**GIVEN INSTRUCTION**.
Return each line containing "axis".

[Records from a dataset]
——————————

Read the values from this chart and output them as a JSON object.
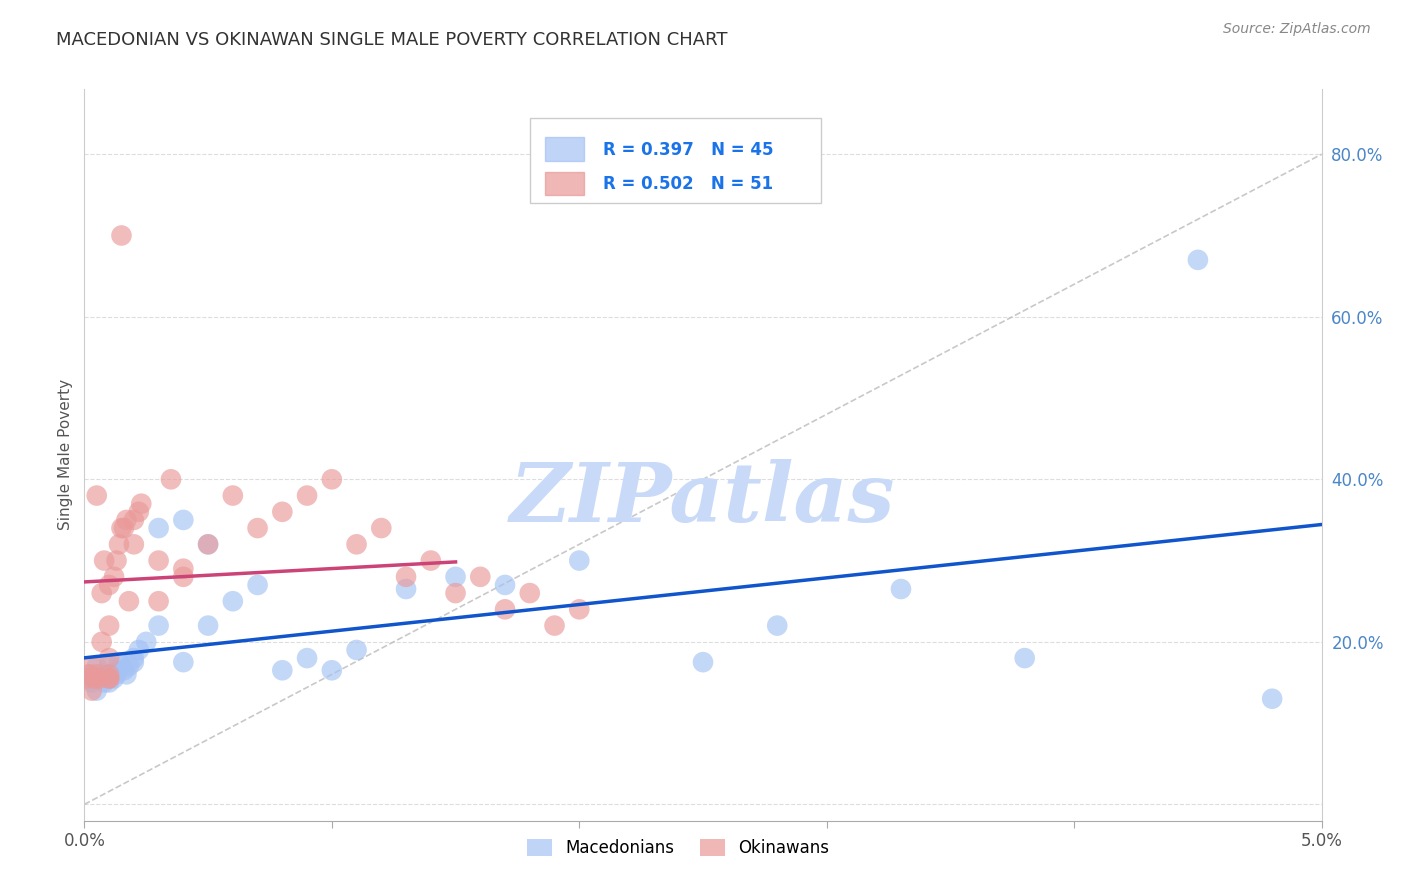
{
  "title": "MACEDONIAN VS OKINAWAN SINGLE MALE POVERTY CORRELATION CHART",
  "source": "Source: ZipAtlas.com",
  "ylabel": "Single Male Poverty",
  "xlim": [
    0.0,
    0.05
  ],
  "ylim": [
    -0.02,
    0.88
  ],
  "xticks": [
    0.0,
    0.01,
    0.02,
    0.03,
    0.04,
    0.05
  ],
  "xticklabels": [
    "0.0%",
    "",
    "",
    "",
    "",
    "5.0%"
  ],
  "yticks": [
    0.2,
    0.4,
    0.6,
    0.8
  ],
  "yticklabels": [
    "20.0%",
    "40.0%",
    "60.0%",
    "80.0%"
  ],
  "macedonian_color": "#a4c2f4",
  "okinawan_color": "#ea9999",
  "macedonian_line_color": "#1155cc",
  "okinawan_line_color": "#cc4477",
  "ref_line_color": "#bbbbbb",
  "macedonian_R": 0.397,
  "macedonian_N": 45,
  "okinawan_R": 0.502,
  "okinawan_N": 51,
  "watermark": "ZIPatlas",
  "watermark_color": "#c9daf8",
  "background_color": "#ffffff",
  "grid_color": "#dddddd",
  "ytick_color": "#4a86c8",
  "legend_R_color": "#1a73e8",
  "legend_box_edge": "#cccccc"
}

——————————

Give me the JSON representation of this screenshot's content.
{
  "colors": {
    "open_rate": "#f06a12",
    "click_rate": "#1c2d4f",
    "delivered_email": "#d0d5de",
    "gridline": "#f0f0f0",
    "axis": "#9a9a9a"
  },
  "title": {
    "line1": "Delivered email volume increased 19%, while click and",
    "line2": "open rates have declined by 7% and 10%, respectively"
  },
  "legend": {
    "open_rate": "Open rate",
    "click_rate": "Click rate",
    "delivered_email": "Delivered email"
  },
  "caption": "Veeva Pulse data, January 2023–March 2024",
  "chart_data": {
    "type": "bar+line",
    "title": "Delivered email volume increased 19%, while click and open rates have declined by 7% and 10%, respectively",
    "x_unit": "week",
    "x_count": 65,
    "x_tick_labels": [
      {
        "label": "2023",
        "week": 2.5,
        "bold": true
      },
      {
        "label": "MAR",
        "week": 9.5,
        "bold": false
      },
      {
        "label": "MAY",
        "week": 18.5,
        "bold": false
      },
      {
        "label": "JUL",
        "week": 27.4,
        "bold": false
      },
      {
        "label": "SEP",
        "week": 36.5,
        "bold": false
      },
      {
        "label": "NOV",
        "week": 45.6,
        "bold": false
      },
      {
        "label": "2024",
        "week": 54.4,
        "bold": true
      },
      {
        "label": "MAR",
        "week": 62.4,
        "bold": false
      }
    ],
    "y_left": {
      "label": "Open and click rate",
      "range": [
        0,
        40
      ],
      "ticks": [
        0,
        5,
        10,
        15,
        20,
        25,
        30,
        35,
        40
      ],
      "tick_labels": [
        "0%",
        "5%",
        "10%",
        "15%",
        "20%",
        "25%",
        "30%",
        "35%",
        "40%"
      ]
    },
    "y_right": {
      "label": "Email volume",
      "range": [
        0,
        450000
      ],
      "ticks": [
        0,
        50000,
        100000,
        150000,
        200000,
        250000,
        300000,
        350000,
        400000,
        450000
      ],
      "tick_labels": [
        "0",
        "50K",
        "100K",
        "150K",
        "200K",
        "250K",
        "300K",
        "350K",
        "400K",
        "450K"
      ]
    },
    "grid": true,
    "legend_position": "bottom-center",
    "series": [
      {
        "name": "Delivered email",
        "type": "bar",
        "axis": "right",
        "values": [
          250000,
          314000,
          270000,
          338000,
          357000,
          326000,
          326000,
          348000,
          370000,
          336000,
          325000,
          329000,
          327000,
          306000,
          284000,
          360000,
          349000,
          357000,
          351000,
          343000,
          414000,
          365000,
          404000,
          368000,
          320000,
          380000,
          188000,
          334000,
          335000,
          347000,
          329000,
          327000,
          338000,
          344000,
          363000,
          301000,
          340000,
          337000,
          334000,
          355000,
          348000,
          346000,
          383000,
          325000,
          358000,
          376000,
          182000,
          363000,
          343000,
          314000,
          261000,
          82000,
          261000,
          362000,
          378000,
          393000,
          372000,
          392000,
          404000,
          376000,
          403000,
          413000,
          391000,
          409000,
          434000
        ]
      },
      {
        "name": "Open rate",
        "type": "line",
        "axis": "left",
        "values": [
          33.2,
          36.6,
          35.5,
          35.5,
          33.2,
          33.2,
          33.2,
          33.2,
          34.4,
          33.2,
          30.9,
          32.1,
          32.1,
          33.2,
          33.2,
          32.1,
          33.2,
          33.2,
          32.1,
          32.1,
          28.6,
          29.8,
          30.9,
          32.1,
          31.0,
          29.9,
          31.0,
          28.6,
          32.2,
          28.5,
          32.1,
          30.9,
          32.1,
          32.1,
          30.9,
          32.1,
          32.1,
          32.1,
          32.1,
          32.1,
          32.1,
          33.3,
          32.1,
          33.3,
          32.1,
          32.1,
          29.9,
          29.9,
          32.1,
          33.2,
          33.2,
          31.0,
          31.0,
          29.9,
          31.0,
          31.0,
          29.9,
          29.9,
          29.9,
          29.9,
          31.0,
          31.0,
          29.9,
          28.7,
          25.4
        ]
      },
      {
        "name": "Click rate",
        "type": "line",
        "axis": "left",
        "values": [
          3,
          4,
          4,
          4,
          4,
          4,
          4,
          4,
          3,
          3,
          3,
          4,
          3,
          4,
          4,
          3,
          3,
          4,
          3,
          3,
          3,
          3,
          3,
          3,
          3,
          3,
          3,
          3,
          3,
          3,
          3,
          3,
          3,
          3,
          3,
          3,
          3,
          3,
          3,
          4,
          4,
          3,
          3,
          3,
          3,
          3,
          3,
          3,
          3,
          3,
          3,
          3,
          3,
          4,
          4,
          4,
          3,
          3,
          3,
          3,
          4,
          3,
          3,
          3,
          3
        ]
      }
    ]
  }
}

——————————

**TASK OUTPUT**.
    "axis": "#9a9a9a"
        "axis": "right",
        "axis": "left",
        "axis": "left",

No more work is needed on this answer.